WHAT THE EXERCISE ASKS: Every line from the one that holds "Read all visible content and emit it as JSON." through the final line should be returned exactly. Omit the pictures.
+===+
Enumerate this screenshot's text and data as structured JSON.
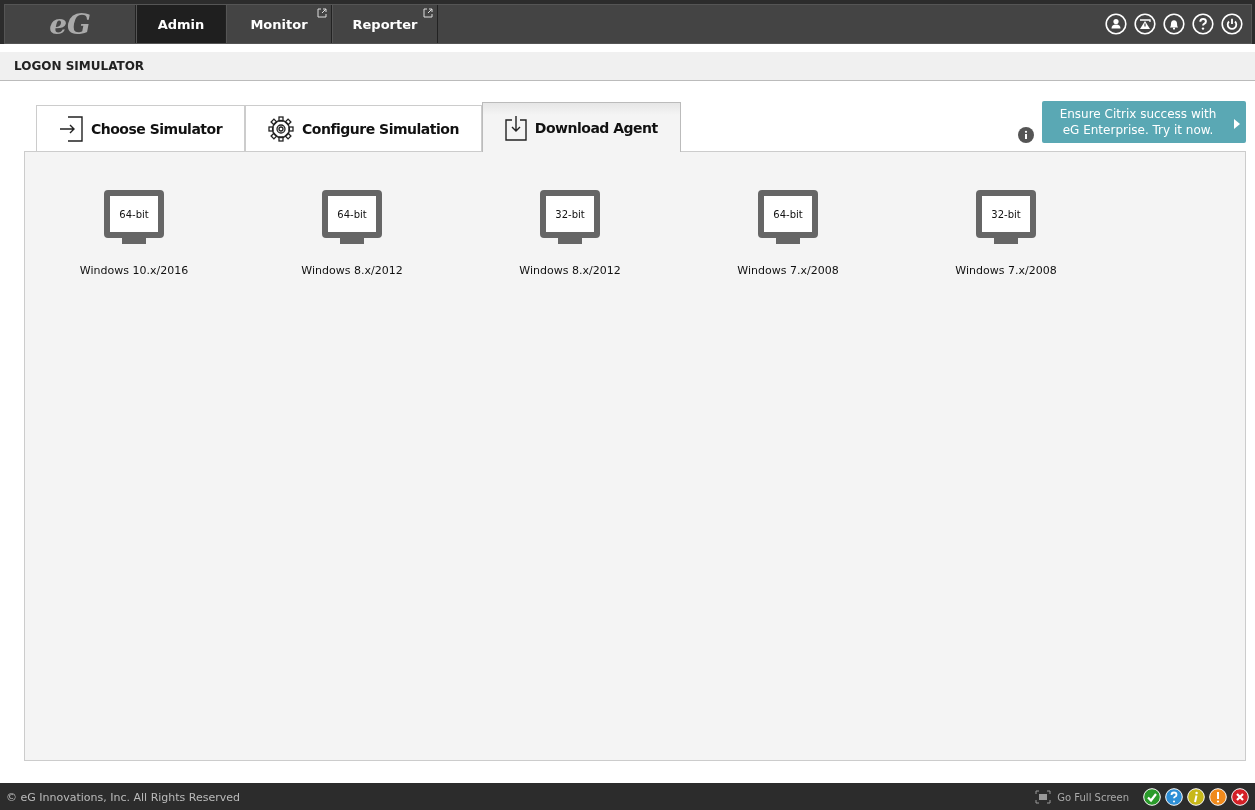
{
  "logo": {
    "text": "eG"
  },
  "nav_tabs": [
    {
      "label": "Admin",
      "selected": true,
      "external": false
    },
    {
      "label": "Monitor",
      "selected": false,
      "external": true
    },
    {
      "label": "Reporter",
      "selected": false,
      "external": true
    }
  ],
  "header_icons": [
    {
      "kind": "user"
    },
    {
      "kind": "alert"
    },
    {
      "kind": "bell"
    },
    {
      "kind": "help"
    },
    {
      "kind": "power"
    }
  ],
  "page_title": "LOGON SIMULATOR",
  "tabs": [
    {
      "label": "Choose Simulator",
      "kind": "enter",
      "selected": false
    },
    {
      "label": "Configure Simulation",
      "kind": "gear",
      "selected": false
    },
    {
      "label": "Download Agent",
      "kind": "download",
      "selected": true
    }
  ],
  "promo": {
    "text": "Ensure Citrix success with eG Enterprise. Try it now."
  },
  "agents": [
    {
      "bits": "64-bit",
      "name": "Windows 10.x/2016"
    },
    {
      "bits": "64-bit",
      "name": "Windows 8.x/2012"
    },
    {
      "bits": "32-bit",
      "name": "Windows 8.x/2012"
    },
    {
      "bits": "64-bit",
      "name": "Windows 7.x/2008"
    },
    {
      "bits": "32-bit",
      "name": "Windows 7.x/2008"
    }
  ],
  "footer": {
    "copyright": "© eG Innovations, Inc. All Rights Reserved",
    "full_screen": "Go Full Screen",
    "status_icons": [
      {
        "kind": "ok",
        "color": "#2a9a2a"
      },
      {
        "kind": "help",
        "color": "#2e8fd6"
      },
      {
        "kind": "info",
        "color": "#c8b81a"
      },
      {
        "kind": "warning",
        "color": "#f08a1c"
      },
      {
        "kind": "error",
        "color": "#d42027"
      }
    ]
  }
}
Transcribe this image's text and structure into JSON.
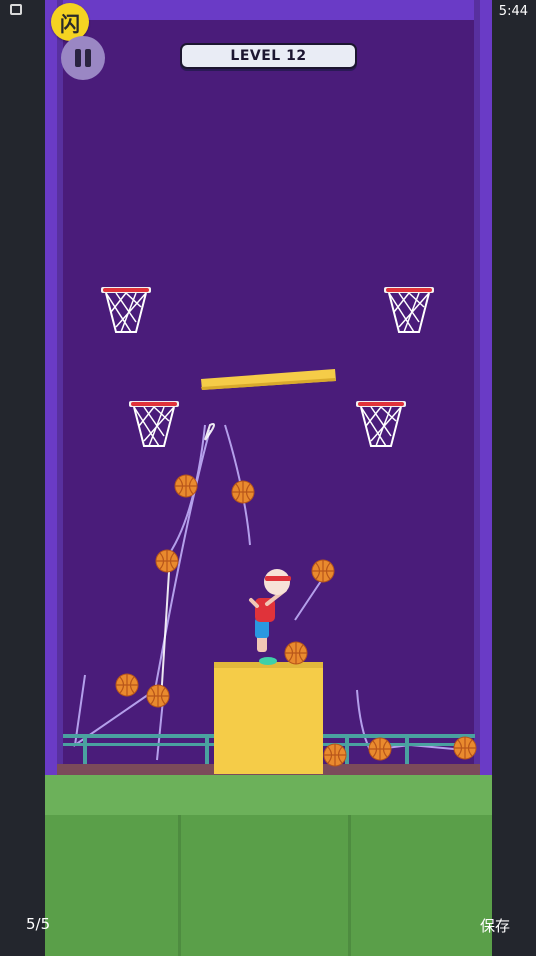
{
  "status_bar": {
    "time": "5:44"
  },
  "app_badge": {
    "glyph": "闪"
  },
  "hud": {
    "level_label": "LEVEL 12"
  },
  "footer": {
    "page_counter": "5/5",
    "save_label": "保存"
  },
  "colors": {
    "wall": "#4a1c7a",
    "frame": "#6a3bc6",
    "pedestal": "#f5cc48",
    "ball": "#e98a2e",
    "ground": "#6cb15a",
    "hoop_rim": "#e0333a"
  },
  "icons": [
    "pause-icon",
    "wifi-icon",
    "battery-icon",
    "image-icon",
    "basketball-icon",
    "hoop-icon"
  ]
}
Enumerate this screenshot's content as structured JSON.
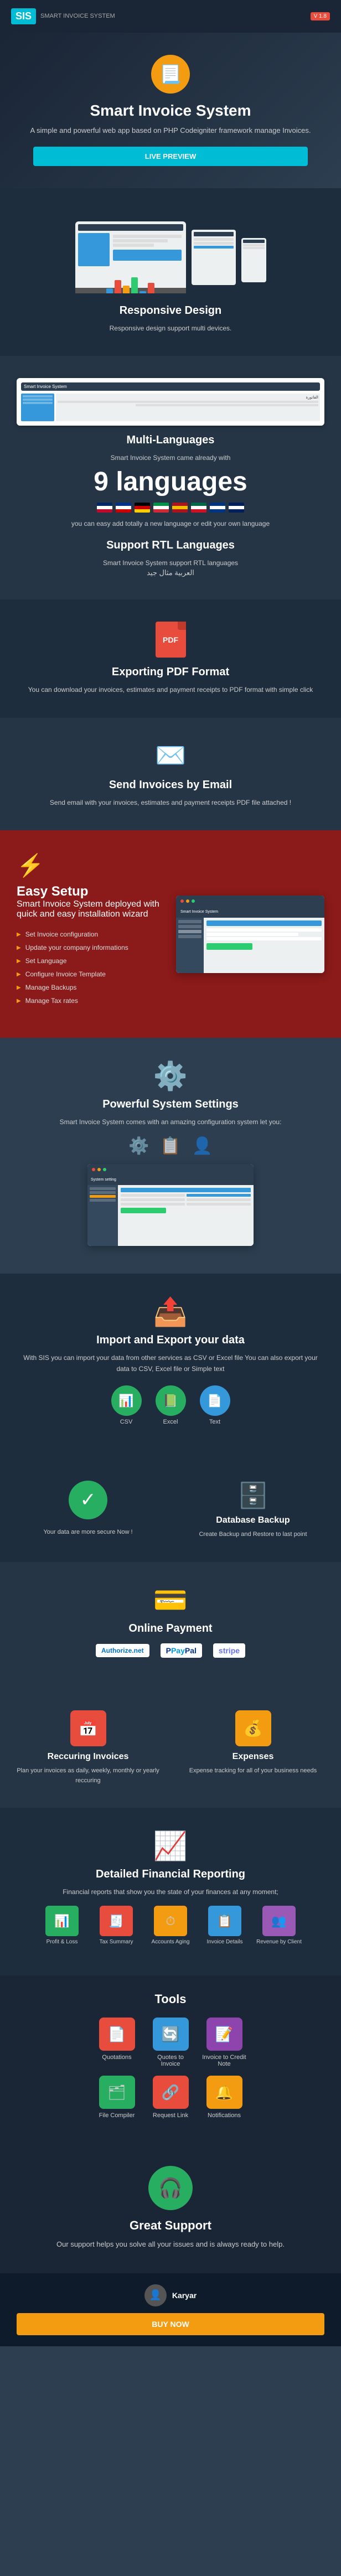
{
  "header": {
    "logo": "SIS",
    "logo_sub": "SMART INVOICE SYSTEM",
    "version": "V 1.8"
  },
  "hero": {
    "title": "Smart Invoice System",
    "subtitle": "A simple and powerful web app based on PHP Codeigniter framework manage Invoices.",
    "preview_btn": "LIVE PREVIEW"
  },
  "features": {
    "responsive": {
      "title": "Responsive Design",
      "desc": "Responsive design support multi devices."
    },
    "multilang": {
      "title": "Multi-Languages",
      "intro": "Smart Invoice System came already with",
      "count": "9 languages",
      "desc": "you can easy add totally a new language or edit your own language"
    },
    "rtl": {
      "title": "Support RTL Languages",
      "desc": "Smart Invoice System support RTL languages",
      "rtl_sample": "العربية مثال جيد"
    },
    "pdf": {
      "title": "Exporting PDF Format",
      "desc": "You can download your invoices, estimates and payment receipts to PDF format with simple click"
    },
    "email": {
      "title": "Send Invoices by Email",
      "desc": "Send email with your invoices, estimates and payment receipts PDF file attached !"
    },
    "setup": {
      "title": "Easy Setup",
      "desc": "Smart Invoice System deployed with quick and easy installation wizard",
      "list": [
        "Set Invoice configuration",
        "Update your company informations",
        "Set Language",
        "Configure Invoice Template",
        "Manage Backups",
        "Manage Tax rates"
      ]
    },
    "settings": {
      "title": "Powerful System Settings",
      "desc": "Smart Invoice System comes with an amazing configuration system let you:"
    },
    "import": {
      "title": "Import and Export your data",
      "desc": "With SIS you can import your data from other services as CSV or Excel file\nYou can also export your data to CSV, Excel file or Simple text"
    },
    "backup": {
      "title": "Database Backup",
      "desc": "Create Backup and Restore to last point"
    },
    "secure": {
      "title": "Your data are more secure Now !"
    },
    "payment": {
      "title": "Online Payment"
    },
    "recurring": {
      "title": "Reccuring Invoices",
      "desc": "Plan your invoices as daily, weekly, monthly or yearly reccuring"
    },
    "expenses": {
      "title": "Expenses",
      "desc": "Expense tracking for all of your business needs"
    },
    "reporting": {
      "title": "Detailed Financial Reporting",
      "desc": "Financial reports that show you the state of your finances at any moment;"
    }
  },
  "report_items": [
    {
      "label": "Profit & Loss",
      "color": "#27ae60",
      "icon": "📊"
    },
    {
      "label": "Tax Summary",
      "color": "#e74c3c",
      "icon": "🧾"
    },
    {
      "label": "Accounts Aging",
      "color": "#f39c12",
      "icon": "⏱"
    },
    {
      "label": "Invoice Details",
      "color": "#3498db",
      "icon": "📋"
    },
    {
      "label": "Revenue by Client",
      "color": "#9b59b6",
      "icon": "👥"
    }
  ],
  "tools": {
    "title": "Tools",
    "row1": [
      {
        "label": "Quotations",
        "color": "#e74c3c",
        "icon": "📄"
      },
      {
        "label": "Quotes to Invoice",
        "color": "#3498db",
        "icon": "🔄"
      },
      {
        "label": "Invoice to Credit Note",
        "color": "#8e44ad",
        "icon": "📝"
      }
    ],
    "row2": [
      {
        "label": "File Compiler",
        "color": "#27ae60",
        "icon": "🗂"
      },
      {
        "label": "Request Link",
        "color": "#e74c3c",
        "icon": "🔗"
      },
      {
        "label": "Notifications",
        "color": "#f39c12",
        "icon": "🔔"
      }
    ]
  },
  "support": {
    "title": "Great Support",
    "desc": "Our support helps you solve all your issues and is always ready to help."
  },
  "footer": {
    "author": "Karyar",
    "buy_label": "BUY NOW"
  },
  "payment_providers": [
    "Authorize.net",
    "PayPal",
    "stripe"
  ]
}
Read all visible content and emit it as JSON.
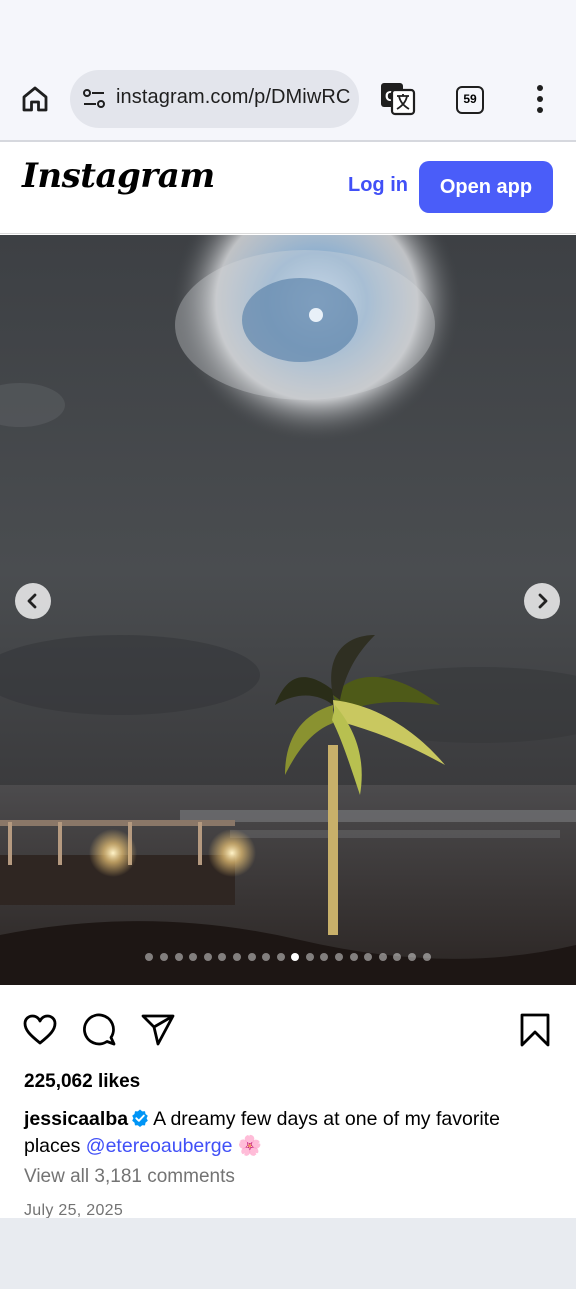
{
  "browser": {
    "url": "instagram.com/p/DMiwRC",
    "tab_count": "59",
    "icons": [
      "home-icon",
      "site-settings-icon",
      "translate-icon",
      "tabs-icon",
      "more-vert-icon"
    ]
  },
  "header": {
    "logo_text": "Instagram",
    "login_label": "Log in",
    "open_app_label": "Open app"
  },
  "carousel": {
    "slide_count": 20,
    "active_index": 10
  },
  "post": {
    "likes": "225,062 likes",
    "username": "jessicaalba",
    "caption_text": "A dreamy few days at one of my favorite places",
    "mention": "@etereoauberge",
    "emoji": "🌸",
    "view_comments": "View all 3,181 comments",
    "date": "July 25, 2025"
  },
  "colors": {
    "accent": "#4a5df9",
    "link": "#4150f7",
    "verified": "#0095f6",
    "muted_text": "#737373"
  }
}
+===+
WRITTEN ANSWER:
Read all visible content and emit it as JSON.
{
  "browser": {
    "url": "instagram.com/p/DMiwRC",
    "tab_count": "59",
    "icons": [
      "home-icon",
      "site-settings-icon",
      "translate-icon",
      "tabs-icon",
      "more-vert-icon"
    ]
  },
  "header": {
    "logo_text": "Instagram",
    "login_label": "Log in",
    "open_app_label": "Open app"
  },
  "carousel": {
    "slide_count": 20,
    "active_index": 10
  },
  "post": {
    "likes": "225,062 likes",
    "username": "jessicaalba",
    "caption_text": "A dreamy few days at one of my favorite places",
    "mention": "@etereoauberge",
    "emoji": "🌸",
    "view_comments": "View all 3,181 comments",
    "date": "July 25, 2025"
  },
  "colors": {
    "accent": "#4a5df9",
    "link": "#4150f7",
    "verified": "#0095f6",
    "muted_text": "#737373"
  }
}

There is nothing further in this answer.